* **Exercise**: All entries below are to be set down again, identical to the source.

-- Begin --

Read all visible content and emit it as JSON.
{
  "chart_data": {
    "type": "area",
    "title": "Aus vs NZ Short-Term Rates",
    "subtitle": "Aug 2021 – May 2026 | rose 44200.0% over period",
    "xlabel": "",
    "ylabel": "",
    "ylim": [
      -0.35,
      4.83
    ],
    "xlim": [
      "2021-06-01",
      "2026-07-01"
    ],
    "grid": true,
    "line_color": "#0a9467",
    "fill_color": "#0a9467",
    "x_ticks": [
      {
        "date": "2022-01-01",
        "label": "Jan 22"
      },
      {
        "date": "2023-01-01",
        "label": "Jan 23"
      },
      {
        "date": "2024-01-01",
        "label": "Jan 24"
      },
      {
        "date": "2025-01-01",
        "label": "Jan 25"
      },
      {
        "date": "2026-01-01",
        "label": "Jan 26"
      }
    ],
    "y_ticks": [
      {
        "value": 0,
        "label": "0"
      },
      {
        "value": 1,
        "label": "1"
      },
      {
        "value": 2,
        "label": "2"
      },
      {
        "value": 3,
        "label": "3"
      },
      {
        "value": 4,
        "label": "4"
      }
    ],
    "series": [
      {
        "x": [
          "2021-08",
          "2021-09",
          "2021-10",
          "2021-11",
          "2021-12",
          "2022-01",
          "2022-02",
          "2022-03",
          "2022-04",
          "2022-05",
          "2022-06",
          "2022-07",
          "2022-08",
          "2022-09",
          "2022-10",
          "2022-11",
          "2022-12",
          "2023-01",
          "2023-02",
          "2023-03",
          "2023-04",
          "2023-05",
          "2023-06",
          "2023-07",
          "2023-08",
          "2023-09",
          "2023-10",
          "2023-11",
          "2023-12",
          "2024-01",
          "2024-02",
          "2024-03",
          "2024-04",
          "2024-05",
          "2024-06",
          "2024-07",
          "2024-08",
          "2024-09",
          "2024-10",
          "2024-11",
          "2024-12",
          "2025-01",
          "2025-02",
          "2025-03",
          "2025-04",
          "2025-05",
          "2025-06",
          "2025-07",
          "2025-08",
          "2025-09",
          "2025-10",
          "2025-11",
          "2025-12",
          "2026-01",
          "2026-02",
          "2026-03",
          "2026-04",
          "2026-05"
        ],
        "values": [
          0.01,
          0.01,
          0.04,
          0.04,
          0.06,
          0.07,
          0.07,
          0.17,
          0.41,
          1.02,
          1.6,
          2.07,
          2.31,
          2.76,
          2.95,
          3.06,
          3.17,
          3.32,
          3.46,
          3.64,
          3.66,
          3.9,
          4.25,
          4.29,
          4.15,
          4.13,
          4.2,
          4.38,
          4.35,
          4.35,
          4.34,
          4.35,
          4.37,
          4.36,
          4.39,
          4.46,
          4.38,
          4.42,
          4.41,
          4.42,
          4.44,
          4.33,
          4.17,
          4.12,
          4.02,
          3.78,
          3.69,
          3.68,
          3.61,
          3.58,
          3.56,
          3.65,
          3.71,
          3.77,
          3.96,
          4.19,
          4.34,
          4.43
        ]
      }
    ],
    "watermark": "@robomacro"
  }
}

-- End --

* **Exercise response**:
Read all visible content and emit it as JSON.
{
  "chart_data": {
    "type": "area",
    "title": "Aus vs NZ Short-Term Rates",
    "subtitle": "Aug 2021 – May 2026 | rose 44200.0% over period",
    "xlabel": "",
    "ylabel": "",
    "ylim": [
      -0.35,
      4.83
    ],
    "xlim": [
      "2021-06-01",
      "2026-07-01"
    ],
    "grid": true,
    "line_color": "#0a9467",
    "fill_color": "#0a9467",
    "x_ticks": [
      {
        "date": "2022-01-01",
        "label": "Jan 22"
      },
      {
        "date": "2023-01-01",
        "label": "Jan 23"
      },
      {
        "date": "2024-01-01",
        "label": "Jan 24"
      },
      {
        "date": "2025-01-01",
        "label": "Jan 25"
      },
      {
        "date": "2026-01-01",
        "label": "Jan 26"
      }
    ],
    "y_ticks": [
      {
        "value": 0,
        "label": "0"
      },
      {
        "value": 1,
        "label": "1"
      },
      {
        "value": 2,
        "label": "2"
      },
      {
        "value": 3,
        "label": "3"
      },
      {
        "value": 4,
        "label": "4"
      }
    ],
    "series": [
      {
        "x": [
          "2021-08",
          "2021-09",
          "2021-10",
          "2021-11",
          "2021-12",
          "2022-01",
          "2022-02",
          "2022-03",
          "2022-04",
          "2022-05",
          "2022-06",
          "2022-07",
          "2022-08",
          "2022-09",
          "2022-10",
          "2022-11",
          "2022-12",
          "2023-01",
          "2023-02",
          "2023-03",
          "2023-04",
          "2023-05",
          "2023-06",
          "2023-07",
          "2023-08",
          "2023-09",
          "2023-10",
          "2023-11",
          "2023-12",
          "2024-01",
          "2024-02",
          "2024-03",
          "2024-04",
          "2024-05",
          "2024-06",
          "2024-07",
          "2024-08",
          "2024-09",
          "2024-10",
          "2024-11",
          "2024-12",
          "2025-01",
          "2025-02",
          "2025-03",
          "2025-04",
          "2025-05",
          "2025-06",
          "2025-07",
          "2025-08",
          "2025-09",
          "2025-10",
          "2025-11",
          "2025-12",
          "2026-01",
          "2026-02",
          "2026-03",
          "2026-04",
          "2026-05"
        ],
        "values": [
          0.01,
          0.01,
          0.04,
          0.04,
          0.06,
          0.07,
          0.07,
          0.17,
          0.41,
          1.02,
          1.6,
          2.07,
          2.31,
          2.76,
          2.95,
          3.06,
          3.17,
          3.32,
          3.46,
          3.64,
          3.66,
          3.9,
          4.25,
          4.29,
          4.15,
          4.13,
          4.2,
          4.38,
          4.35,
          4.35,
          4.34,
          4.35,
          4.37,
          4.36,
          4.39,
          4.46,
          4.38,
          4.42,
          4.41,
          4.42,
          4.44,
          4.33,
          4.17,
          4.12,
          4.02,
          3.78,
          3.69,
          3.68,
          3.61,
          3.58,
          3.56,
          3.65,
          3.71,
          3.77,
          3.96,
          4.19,
          4.34,
          4.43
        ]
      }
    ],
    "watermark": "@robomacro"
  }
}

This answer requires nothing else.